INSTRUCTION:
Pictures aside, repeat every entry exactly.

begin STORED DATA

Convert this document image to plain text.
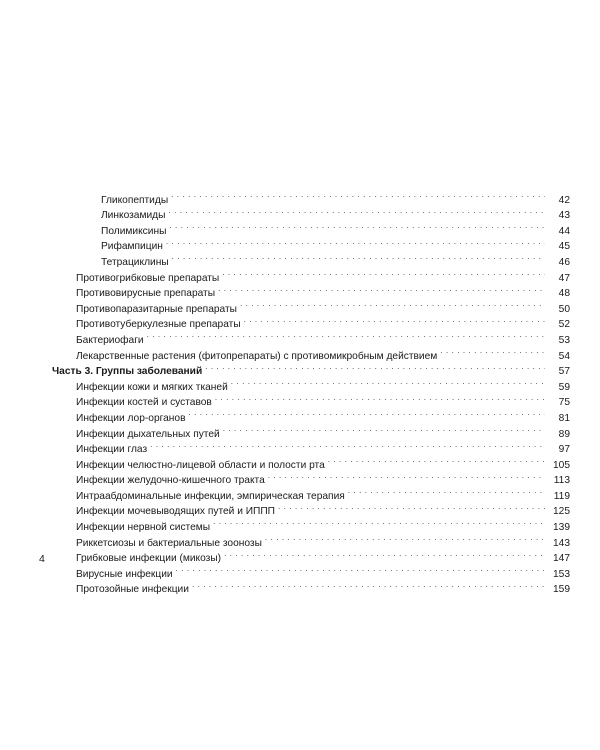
Гликопептиды . . .	42
Линкозамиды . . .	43
Полимиксины . . .	44
Рифампицин . . .	45
Тетрациклины . . .	46
Противогрибковые препараты . . .	47
Противовирусные препараты . . .	48
Противопаразитарные препараты . . .	50
Противотуберкулезные препараты . . .	52
Бактериофаги . . .	53
Лекарственные растения (фитопрепараты) с противомикробным действием . . .	54
Часть 3. Группы заболеваний . . .	57
Инфекции кожи и мягких тканей . . .	59
Инфекции костей и суставов . . .	75
Инфекции лор-органов . . .	81
Инфекции дыхательных путей . . .	89
Инфекции глаз . . .	97
Инфекции челюстно-лицевой области и полости рта . . .	105
Инфекции желудочно-кишечного тракта . . .	113
Интраабдоминальные инфекции, эмпирическая терапия . . .	119
Инфекции мочевыводящих путей и ИППП . . .	125
Инфекции нервной системы . . .	139
Риккетсиозы и бактериальные зоонозы . . .	143
Грибковые инфекции (микозы) . . .	147
Вирусные инфекции . . .	153
Протозойные инфекции . . .	159
4
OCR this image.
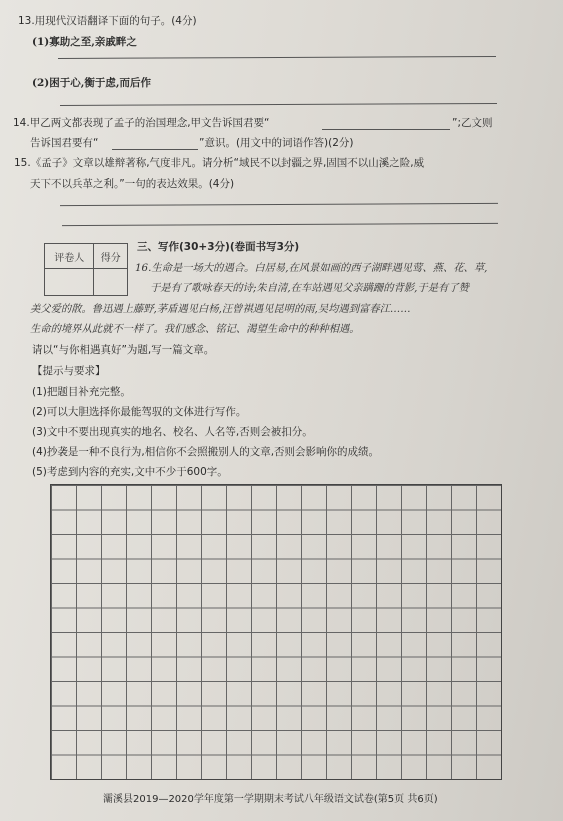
13.用现代汉语翻译下面的句子。(4分)
(1)寡助之至,亲戚畔之
(2)困于心,衡于虑,而后作
14.甲乙两文都表现了孟子的治国理念,甲文告诉国君要“	”;乙文则
告诉国君要有“	”意识。(用文中的词语作答)(2分)
15.《孟子》文章以雄辩著称,气度非凡。请分析“域民不以封疆之界,固国不以山溪之险,威
天下不以兵革之利。”一句的表达效果。(4分)
评卷人	得分

三、写作(30+3分)(卷面书写3分)
16.生命是一场大的遇合。白居易,在风景如画的西子湖畔遇见莺、燕、花、草,
于是有了歌咏春天的诗;朱自清,在车站遇见父亲蹒跚的背影,于是有了赞
美父爱的散。鲁迅遇上藤野,茅盾遇见白杨,汪曾祺遇见昆明的雨,吴均遇到富春江……
生命的境界从此就不一样了。我们感念、铭记、渴望生命中的种种相遇。
请以“与你相遇真好”为题,写一篇文章。
【提示与要求】
(1)把题目补充完整。
(2)可以大胆选择你最能驾驭的文体进行写作。
(3)文中不要出现真实的地名、校名、人名等,否则会被扣分。
(4)抄袭是一种不良行为,相信你不会照搬别人的文章,否则会影响你的成绩。
(5)考虑到内容的充实,文中不少于600字。
灞溪县2019—2020学年度第一学期期末考试八年级语文试卷(第5页 共6页)
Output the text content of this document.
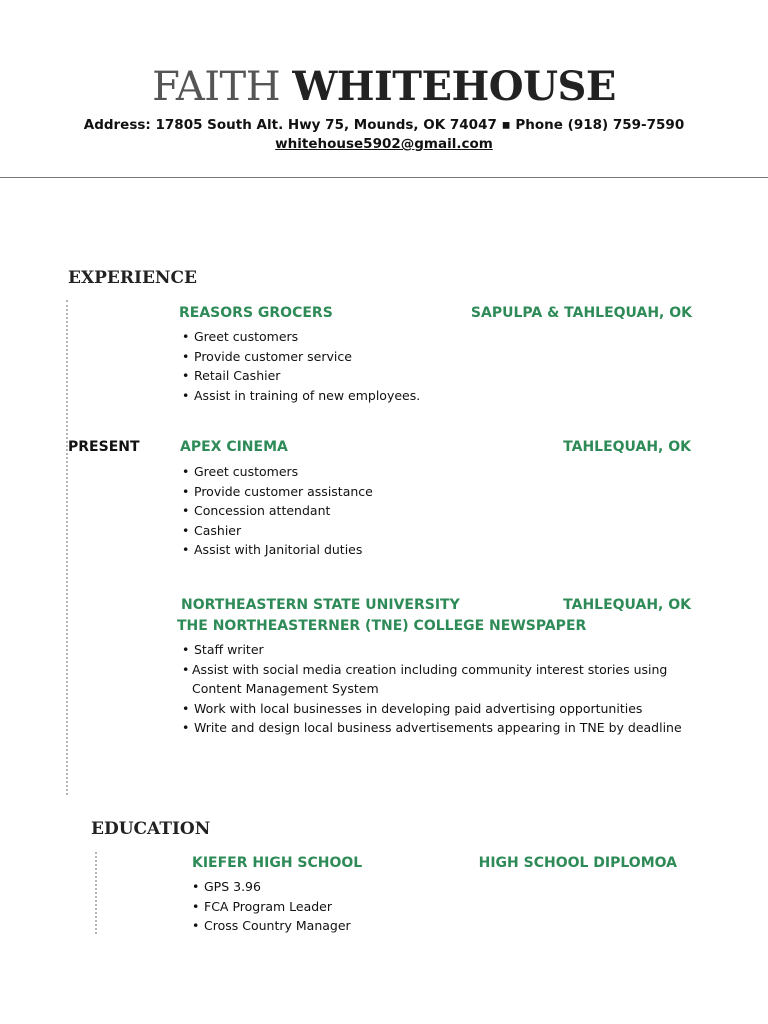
FAITH WHITEHOUSE
Address: 17805 South Alt. Hwy 75, Mounds, OK 74047 ▪ Phone (918) 759-7590
whitehouse5902@gmail.com
EXPERIENCE
REASORS GROCERS	SAPULPA & TAHLEQUAH, OK
• Greet customers
• Provide customer service
• Retail Cashier
• Assist in training of new employees.
PRESENT	APEX CINEMA	TAHLEQUAH, OK
• Greet customers
• Provide customer assistance
• Concession attendant
• Cashier
• Assist with Janitorial duties
NORTHEASTERN STATE UNIVERSITY	TAHLEQUAH, OK
THE NORTHEASTERNER (TNE) COLLEGE NEWSPAPER
• Staff writer
• Assist with social media creation including community interest stories using
Content Management System
• Work with local businesses in developing paid advertising opportunities
• Write and design local business advertisements appearing in TNE by deadline
EDUCATION
KIEFER HIGH SCHOOL	HIGH SCHOOL DIPLOMOA
• GPS 3.96
• FCA Program Leader
• Cross Country Manager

end STORED DATA

EXERCISE RESULT:
Convert this document image to plain text.
Гликопептиды . . .	42
Линкозамиды . . .	43
Полимиксины . . .	44
Рифампицин . . .	45
Тетрациклины . . .	46
Противогрибковые препараты . . .	47
Противовирусные препараты . . .	48
Противопаразитарные препараты . . .	50
Противотуберкулезные препараты . . .	52
Бактериофаги . . .	53
Лекарственные растения (фитопрепараты) с противомикробным действием . . .	54
Часть 3. Группы заболеваний . . .	57
Инфекции кожи и мягких тканей . . .	59
Инфекции костей и суставов . . .	75
Инфекции лор-органов . . .	81
Инфекции дыхательных путей . . .	89
Инфекции глаз . . .	97
Инфекции челюстно-лицевой области и полости рта . . .	105
Инфекции желудочно-кишечного тракта . . .	113
Интраабдоминальные инфекции, эмпирическая терапия . . .	119
Инфекции мочевыводящих путей и ИППП . . .	125
Инфекции нервной системы . . .	139
Риккетсиозы и бактериальные зоонозы . . .	143
Грибковые инфекции (микозы) . . .	147
Вирусные инфекции . . .	153
Протозойные инфекции . . .	159
4
OCR this image.
13.用现代汉语翻译下面的句子。(4分)
(1)寡助之至,亲戚畔之
(2)困于心,衡于虑,而后作
14.甲乙两文都表现了孟子的治国理念,甲文告诉国君要“	”;乙文则
告诉国君要有“	”意识。(用文中的词语作答)(2分)
15.《孟子》文章以雄辩著称,气度非凡。请分析“域民不以封疆之界,固国不以山溪之险,威
天下不以兵革之利。”一句的表达效果。(4分)
评卷人	得分

三、写作(30+3分)(卷面书写3分)
16.生命是一场大的遇合。白居易,在风景如画的西子湖畔遇见莺、燕、花、草,
于是有了歌咏春天的诗;朱自清,在车站遇见父亲蹒跚的背影,于是有了赞
美父爱的散。鲁迅遇上藤野,茅盾遇见白杨,汪曾祺遇见昆明的雨,吴均遇到富春江……
生命的境界从此就不一样了。我们感念、铭记、渴望生命中的种种相遇。
请以“与你相遇真好”为题,写一篇文章。
【提示与要求】
(1)把题目补充完整。
(2)可以大胆选择你最能驾驭的文体进行写作。
(3)文中不要出现真实的地名、校名、人名等,否则会被扣分。
(4)抄袭是一种不良行为,相信你不会照搬别人的文章,否则会影响你的成绩。
(5)考虑到内容的充实,文中不少于600字。
灞溪县2019—2020学年度第一学期期末考试八年级语文试卷(第5页 共6页)
Output the text content of this document.
FAITH WHITEHOUSE
Address: 17805 South Alt. Hwy 75, Mounds, OK 74047 ▪ Phone (918) 759-7590
whitehouse5902@gmail.com
EXPERIENCE
REASORS GROCERS	SAPULPA & TAHLEQUAH, OK
• Greet customers
• Provide customer service
• Retail Cashier
• Assist in training of new employees.
PRESENT	APEX CINEMA	TAHLEQUAH, OK
• Greet customers
• Provide customer assistance
• Concession attendant
• Cashier
• Assist with Janitorial duties
NORTHEASTERN STATE UNIVERSITY	TAHLEQUAH, OK
THE NORTHEASTERNER (TNE) COLLEGE NEWSPAPER
• Staff writer
• Assist with social media creation including community interest stories using
Content Management System
• Work with local businesses in developing paid advertising opportunities
• Write and design local business advertisements appearing in TNE by deadline
EDUCATION
KIEFER HIGH SCHOOL	HIGH SCHOOL DIPLOMOA
• GPS 3.96
• FCA Program Leader
• Cross Country Manager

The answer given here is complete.